(begin)

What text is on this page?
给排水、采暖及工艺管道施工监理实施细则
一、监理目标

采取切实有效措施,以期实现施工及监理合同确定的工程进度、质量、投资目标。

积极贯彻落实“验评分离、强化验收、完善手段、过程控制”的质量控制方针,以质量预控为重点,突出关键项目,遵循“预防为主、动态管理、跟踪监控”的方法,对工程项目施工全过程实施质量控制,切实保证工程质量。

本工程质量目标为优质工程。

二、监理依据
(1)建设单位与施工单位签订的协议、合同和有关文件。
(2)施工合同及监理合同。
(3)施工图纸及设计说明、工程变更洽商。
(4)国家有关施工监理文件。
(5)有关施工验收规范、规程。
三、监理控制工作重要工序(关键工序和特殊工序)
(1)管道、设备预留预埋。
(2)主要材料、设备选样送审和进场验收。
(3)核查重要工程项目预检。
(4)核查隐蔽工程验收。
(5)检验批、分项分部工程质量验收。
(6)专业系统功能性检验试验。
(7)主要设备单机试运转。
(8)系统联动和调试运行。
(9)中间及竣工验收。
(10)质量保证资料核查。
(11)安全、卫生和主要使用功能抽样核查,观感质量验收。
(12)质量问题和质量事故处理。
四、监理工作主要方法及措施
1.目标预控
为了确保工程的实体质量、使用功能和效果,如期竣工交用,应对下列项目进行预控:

(end)

SHORT EXERCISE —
Make an exact copy of the records.

WORKED SOLUTION —
What text is on this page?
给排水、采暖及工艺管道施工监理实施细则
一、监理目标

采取切实有效措施,以期实现施工及监理合同确定的工程进度、质量、投资目标。

积极贯彻落实“验评分离、强化验收、完善手段、过程控制”的质量控制方针,以质量预控为重点,突出关键项目,遵循“预防为主、动态管理、跟踪监控”的方法,对工程项目施工全过程实施质量控制,切实保证工程质量。

本工程质量目标为优质工程。

二、监理依据
(1)建设单位与施工单位签订的协议、合同和有关文件。
(2)施工合同及监理合同。
(3)施工图纸及设计说明、工程变更洽商。
(4)国家有关施工监理文件。
(5)有关施工验收规范、规程。
三、监理控制工作重要工序(关键工序和特殊工序)
(1)管道、设备预留预埋。
(2)主要材料、设备选样送审和进场验收。
(3)核查重要工程项目预检。
(4)核查隐蔽工程验收。
(5)检验批、分项分部工程质量验收。
(6)专业系统功能性检验试验。
(7)主要设备单机试运转。
(8)系统联动和调试运行。
(9)中间及竣工验收。
(10)质量保证资料核查。
(11)安全、卫生和主要使用功能抽样核查,观感质量验收。
(12)质量问题和质量事故处理。
四、监理工作主要方法及措施
1.目标预控
为了确保工程的实体质量、使用功能和效果,如期竣工交用,应对下列项目进行预控:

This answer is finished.